Text segment:
◇ ◇ ◇ ◇ ◇

This podcast is offered by the San Francisco Zen Center on the web at www.sfzc.org. Our public programs are made possible by donations from people like you. Good morning. So yesterday I talked about some of the basic issues teaching stories from the Buddhist tradition, along with some vocabulary that those teachings were given in, particularly the noble truth of suffering and the noble truth of the path to the cessation of suffering. And then I mentioned the faceless one who we just might like to meet, maybe. So, I'm going to begin today with a story from the first turning teachings in which the Buddha gives a very simple instruction to a monk by the name of Bahiya of the bark cloth.

[01:06]

I think some of you might know this story. It's really quite popular at Zen Center because it sounds a lot like Zen. In this teaching, the Buddha's offering the monk a simple remedy for not only reconnecting his body to his mind, but also his seemingly small life to the entire universe. So here's a little back story about Bahia. Bahia was greatly revered as a teacher in the town where he lived. Then one day a woman of great understanding visited the town and candidly said to him regarding his claim to liberation that he was not. Being an honorable man, Bahia dropped what he was doing, stopped teaching, and set off to find the Buddha, who he had been told was truly liberated and who taught a path leading to liberation. When he arrived at the place where the Buddha was staying, Bahiya was told that the Buddha had gone into town to collect alms, so he raced into town to find him. And sure enough, there he was, serene and inspiring confidence, calm his mind at peace, having attained the utmost tranquility and poise, tamed, guarded, his senses restrained, a blessed one.

◇ ◇ ◇ ◇ ◇

Structured page parsing data:
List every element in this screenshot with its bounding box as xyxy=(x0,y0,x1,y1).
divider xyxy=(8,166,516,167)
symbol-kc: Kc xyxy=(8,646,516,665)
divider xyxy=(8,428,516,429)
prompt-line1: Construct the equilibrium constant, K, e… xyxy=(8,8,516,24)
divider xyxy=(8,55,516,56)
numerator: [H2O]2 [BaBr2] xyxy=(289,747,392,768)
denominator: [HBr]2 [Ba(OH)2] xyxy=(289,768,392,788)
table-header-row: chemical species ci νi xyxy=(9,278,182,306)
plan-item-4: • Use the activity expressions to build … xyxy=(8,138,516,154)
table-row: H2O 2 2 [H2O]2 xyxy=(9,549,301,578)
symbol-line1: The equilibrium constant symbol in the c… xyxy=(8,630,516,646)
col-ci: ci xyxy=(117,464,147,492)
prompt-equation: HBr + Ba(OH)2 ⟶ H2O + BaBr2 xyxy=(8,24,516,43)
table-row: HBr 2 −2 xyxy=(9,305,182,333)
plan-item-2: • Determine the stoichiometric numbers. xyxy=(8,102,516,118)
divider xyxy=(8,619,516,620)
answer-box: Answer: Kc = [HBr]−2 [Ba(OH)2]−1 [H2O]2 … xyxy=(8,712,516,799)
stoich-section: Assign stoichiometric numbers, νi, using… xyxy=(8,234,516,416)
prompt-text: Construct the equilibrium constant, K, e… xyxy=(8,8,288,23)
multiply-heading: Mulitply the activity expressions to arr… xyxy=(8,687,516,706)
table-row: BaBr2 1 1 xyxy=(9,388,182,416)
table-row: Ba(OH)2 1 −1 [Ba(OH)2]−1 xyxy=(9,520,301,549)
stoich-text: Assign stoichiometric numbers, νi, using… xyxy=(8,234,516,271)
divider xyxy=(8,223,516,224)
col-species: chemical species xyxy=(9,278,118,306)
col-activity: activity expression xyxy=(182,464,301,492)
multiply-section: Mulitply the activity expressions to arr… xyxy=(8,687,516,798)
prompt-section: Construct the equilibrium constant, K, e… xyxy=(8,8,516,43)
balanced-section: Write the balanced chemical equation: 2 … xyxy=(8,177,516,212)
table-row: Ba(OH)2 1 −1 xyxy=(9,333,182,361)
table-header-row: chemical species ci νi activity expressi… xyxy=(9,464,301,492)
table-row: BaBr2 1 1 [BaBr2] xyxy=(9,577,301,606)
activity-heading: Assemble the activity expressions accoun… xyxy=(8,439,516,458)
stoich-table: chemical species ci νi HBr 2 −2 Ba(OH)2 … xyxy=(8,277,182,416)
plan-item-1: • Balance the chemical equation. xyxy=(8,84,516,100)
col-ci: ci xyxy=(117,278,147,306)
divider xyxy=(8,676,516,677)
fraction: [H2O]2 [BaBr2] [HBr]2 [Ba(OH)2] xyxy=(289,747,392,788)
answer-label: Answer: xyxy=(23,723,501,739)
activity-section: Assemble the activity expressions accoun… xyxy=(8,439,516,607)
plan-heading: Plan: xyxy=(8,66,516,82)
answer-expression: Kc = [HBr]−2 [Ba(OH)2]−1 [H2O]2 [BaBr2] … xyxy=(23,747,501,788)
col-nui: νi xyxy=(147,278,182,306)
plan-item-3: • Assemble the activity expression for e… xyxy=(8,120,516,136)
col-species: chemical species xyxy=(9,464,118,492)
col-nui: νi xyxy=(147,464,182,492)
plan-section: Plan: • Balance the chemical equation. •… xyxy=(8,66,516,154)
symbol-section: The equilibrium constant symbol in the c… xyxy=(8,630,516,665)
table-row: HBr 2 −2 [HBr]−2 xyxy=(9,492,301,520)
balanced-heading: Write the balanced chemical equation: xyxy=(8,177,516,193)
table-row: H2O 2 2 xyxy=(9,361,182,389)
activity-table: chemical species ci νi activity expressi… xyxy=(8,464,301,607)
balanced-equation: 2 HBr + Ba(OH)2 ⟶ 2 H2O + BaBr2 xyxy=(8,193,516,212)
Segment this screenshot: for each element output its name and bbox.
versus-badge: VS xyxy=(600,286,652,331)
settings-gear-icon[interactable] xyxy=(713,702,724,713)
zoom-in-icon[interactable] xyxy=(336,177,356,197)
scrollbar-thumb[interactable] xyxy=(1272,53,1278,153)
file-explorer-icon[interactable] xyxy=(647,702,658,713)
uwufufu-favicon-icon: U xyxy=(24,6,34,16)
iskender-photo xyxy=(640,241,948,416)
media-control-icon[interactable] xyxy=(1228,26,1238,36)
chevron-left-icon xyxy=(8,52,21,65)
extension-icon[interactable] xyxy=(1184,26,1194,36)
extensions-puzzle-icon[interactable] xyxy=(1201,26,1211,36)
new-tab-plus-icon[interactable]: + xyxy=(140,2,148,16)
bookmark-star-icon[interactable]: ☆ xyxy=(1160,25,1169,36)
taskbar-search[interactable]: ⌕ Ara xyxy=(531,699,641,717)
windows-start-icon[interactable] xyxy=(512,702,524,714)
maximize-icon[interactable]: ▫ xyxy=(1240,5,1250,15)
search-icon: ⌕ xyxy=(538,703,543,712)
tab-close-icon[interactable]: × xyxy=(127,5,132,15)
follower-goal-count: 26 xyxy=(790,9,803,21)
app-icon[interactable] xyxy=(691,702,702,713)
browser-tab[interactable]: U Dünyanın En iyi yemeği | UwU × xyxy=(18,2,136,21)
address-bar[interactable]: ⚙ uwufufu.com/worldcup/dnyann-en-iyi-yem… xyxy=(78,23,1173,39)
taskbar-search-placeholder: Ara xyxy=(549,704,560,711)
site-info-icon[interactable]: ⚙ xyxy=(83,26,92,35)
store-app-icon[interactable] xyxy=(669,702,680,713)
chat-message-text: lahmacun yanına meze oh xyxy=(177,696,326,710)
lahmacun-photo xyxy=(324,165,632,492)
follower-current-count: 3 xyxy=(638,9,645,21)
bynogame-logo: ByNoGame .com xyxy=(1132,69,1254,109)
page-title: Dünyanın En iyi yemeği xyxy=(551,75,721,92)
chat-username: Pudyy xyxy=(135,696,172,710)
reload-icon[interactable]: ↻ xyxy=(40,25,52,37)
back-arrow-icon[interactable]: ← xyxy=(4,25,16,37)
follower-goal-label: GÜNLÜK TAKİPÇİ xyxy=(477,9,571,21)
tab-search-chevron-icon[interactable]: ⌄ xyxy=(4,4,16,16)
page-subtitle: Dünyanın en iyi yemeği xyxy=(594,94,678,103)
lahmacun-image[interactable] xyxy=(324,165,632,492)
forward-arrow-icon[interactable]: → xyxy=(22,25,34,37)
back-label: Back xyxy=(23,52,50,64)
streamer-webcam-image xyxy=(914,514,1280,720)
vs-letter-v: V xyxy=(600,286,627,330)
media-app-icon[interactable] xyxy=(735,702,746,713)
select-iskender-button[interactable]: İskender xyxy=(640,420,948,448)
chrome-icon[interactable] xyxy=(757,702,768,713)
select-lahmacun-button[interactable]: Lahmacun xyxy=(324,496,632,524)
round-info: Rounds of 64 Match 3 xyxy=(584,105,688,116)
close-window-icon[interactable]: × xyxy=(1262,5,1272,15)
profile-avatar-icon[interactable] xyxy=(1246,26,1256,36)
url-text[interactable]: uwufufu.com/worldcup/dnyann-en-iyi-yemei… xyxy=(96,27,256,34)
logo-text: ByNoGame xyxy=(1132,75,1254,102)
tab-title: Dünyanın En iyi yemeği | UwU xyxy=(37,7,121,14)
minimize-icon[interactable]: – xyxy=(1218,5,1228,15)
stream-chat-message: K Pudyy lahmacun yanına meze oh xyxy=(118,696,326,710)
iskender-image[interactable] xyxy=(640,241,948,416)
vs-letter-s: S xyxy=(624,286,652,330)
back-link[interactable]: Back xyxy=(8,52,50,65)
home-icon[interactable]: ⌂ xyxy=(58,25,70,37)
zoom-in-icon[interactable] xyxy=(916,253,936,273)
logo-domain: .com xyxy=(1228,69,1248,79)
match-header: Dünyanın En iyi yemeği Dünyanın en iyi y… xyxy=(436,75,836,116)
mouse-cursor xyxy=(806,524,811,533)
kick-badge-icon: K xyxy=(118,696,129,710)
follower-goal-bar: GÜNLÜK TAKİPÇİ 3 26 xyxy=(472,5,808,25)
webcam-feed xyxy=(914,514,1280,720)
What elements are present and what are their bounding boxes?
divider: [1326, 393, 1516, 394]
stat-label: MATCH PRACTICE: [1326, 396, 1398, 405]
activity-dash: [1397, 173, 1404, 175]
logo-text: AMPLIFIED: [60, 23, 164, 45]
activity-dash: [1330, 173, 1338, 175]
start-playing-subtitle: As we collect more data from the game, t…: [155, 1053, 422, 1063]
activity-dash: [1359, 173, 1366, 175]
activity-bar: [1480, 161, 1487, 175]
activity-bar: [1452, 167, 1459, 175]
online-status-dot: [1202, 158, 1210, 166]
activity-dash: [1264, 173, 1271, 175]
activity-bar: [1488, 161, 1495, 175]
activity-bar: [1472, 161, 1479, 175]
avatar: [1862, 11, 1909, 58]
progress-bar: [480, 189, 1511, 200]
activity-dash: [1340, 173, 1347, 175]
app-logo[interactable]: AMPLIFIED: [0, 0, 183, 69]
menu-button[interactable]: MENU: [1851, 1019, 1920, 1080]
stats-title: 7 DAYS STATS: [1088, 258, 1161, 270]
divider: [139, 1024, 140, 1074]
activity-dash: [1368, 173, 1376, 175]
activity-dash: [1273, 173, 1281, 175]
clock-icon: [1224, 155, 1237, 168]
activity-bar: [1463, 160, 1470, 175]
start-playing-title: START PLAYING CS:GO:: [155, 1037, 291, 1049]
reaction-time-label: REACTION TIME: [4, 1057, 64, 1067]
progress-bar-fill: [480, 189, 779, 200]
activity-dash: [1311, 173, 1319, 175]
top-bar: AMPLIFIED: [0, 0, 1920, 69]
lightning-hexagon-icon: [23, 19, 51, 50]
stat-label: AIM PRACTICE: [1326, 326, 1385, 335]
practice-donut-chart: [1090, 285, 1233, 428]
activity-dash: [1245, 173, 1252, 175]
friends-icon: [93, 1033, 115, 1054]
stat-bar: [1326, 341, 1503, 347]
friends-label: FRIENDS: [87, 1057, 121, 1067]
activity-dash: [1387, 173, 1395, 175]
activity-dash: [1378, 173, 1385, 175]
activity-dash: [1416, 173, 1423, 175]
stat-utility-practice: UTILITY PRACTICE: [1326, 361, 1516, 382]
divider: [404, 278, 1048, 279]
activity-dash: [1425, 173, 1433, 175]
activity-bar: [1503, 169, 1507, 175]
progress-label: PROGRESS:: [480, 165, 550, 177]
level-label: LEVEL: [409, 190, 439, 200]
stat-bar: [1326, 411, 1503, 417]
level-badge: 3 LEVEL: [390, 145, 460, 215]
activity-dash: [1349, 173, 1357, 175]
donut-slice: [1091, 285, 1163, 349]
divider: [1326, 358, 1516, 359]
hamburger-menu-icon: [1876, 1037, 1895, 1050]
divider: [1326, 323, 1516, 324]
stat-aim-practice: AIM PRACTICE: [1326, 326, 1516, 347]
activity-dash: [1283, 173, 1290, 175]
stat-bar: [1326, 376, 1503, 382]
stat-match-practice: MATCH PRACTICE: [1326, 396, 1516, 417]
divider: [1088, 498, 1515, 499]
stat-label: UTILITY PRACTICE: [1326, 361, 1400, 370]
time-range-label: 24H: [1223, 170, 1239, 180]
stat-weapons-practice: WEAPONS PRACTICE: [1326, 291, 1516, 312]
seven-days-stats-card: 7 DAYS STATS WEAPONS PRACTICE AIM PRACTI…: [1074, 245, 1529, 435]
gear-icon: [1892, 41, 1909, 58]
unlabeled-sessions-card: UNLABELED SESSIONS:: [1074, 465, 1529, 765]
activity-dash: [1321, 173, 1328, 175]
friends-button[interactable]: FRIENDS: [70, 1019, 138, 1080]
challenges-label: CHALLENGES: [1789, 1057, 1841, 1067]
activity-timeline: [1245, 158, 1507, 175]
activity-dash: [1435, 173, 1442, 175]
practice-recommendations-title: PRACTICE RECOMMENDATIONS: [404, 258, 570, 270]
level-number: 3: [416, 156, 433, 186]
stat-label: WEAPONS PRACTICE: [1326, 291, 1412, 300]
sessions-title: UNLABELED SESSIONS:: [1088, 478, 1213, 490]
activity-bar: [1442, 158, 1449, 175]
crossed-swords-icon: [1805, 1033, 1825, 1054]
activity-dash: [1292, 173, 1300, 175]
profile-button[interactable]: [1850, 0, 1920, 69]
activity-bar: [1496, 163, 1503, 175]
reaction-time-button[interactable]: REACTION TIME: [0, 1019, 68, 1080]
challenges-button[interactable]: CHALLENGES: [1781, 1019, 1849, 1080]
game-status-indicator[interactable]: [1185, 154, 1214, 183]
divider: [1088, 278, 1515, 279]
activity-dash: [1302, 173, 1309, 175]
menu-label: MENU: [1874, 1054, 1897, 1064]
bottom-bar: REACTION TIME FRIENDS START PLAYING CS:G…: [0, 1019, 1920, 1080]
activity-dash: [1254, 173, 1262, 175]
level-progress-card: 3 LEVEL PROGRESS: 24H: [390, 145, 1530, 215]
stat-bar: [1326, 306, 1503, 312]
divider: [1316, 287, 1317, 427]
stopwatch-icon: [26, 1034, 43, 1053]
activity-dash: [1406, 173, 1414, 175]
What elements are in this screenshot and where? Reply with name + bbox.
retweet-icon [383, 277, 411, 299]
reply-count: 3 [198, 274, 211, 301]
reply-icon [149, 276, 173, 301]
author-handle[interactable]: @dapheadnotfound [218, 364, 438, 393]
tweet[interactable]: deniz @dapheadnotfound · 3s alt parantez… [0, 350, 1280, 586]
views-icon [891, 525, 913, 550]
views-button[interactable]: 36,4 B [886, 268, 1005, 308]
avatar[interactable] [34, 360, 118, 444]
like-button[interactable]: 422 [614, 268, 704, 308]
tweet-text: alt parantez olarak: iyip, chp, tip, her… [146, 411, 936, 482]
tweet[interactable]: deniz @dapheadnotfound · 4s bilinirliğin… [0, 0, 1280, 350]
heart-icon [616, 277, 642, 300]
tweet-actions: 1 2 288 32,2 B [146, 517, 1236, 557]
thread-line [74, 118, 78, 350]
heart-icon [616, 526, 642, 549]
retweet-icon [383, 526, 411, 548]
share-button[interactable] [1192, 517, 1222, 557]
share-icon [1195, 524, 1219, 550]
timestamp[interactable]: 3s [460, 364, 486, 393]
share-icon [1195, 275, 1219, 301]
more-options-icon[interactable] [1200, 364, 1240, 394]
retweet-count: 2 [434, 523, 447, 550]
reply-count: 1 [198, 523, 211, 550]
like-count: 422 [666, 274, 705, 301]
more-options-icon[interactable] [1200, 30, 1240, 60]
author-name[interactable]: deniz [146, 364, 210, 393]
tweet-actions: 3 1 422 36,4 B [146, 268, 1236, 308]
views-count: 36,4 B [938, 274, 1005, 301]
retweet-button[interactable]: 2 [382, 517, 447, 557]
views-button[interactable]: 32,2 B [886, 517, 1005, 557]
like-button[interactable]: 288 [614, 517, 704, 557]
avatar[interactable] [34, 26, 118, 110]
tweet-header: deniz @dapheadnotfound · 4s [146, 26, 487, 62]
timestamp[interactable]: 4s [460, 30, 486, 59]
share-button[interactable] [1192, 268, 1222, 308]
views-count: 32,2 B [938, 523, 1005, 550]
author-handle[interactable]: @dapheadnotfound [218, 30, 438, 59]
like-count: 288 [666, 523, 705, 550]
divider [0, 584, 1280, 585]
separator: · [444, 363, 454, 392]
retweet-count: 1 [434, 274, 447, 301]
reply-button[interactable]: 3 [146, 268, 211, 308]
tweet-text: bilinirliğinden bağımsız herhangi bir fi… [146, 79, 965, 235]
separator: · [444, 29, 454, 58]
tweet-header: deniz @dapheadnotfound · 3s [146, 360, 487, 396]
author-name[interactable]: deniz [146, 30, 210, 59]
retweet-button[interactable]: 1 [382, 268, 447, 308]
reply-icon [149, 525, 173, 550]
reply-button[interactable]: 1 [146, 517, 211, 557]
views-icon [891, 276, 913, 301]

◇ ◇ ◇ ◇ ◇

Work task:
Reproduce, word for word, the passage of the dharma talk transcript above that begins at the words "This podcast is" and stops after the words "the bark cloth.".

Answer to this exercise:
This podcast is offered by the San Francisco Zen Center on the web at www.sfzc.org. Our public programs are made possible by donations from people like you. Good morning. So yesterday I talked about some of the basic issues teaching stories from the Buddhist tradition, along with some vocabulary that those teachings were given in, particularly the noble truth of suffering and the noble truth of the path to the cessation of suffering. And then I mentioned the faceless one who we just might like to meet, maybe. So, I'm going to begin today with a story from the first turning teachings in which the Buddha gives a very simple instruction to a monk by the name of Bahiya of the bark cloth.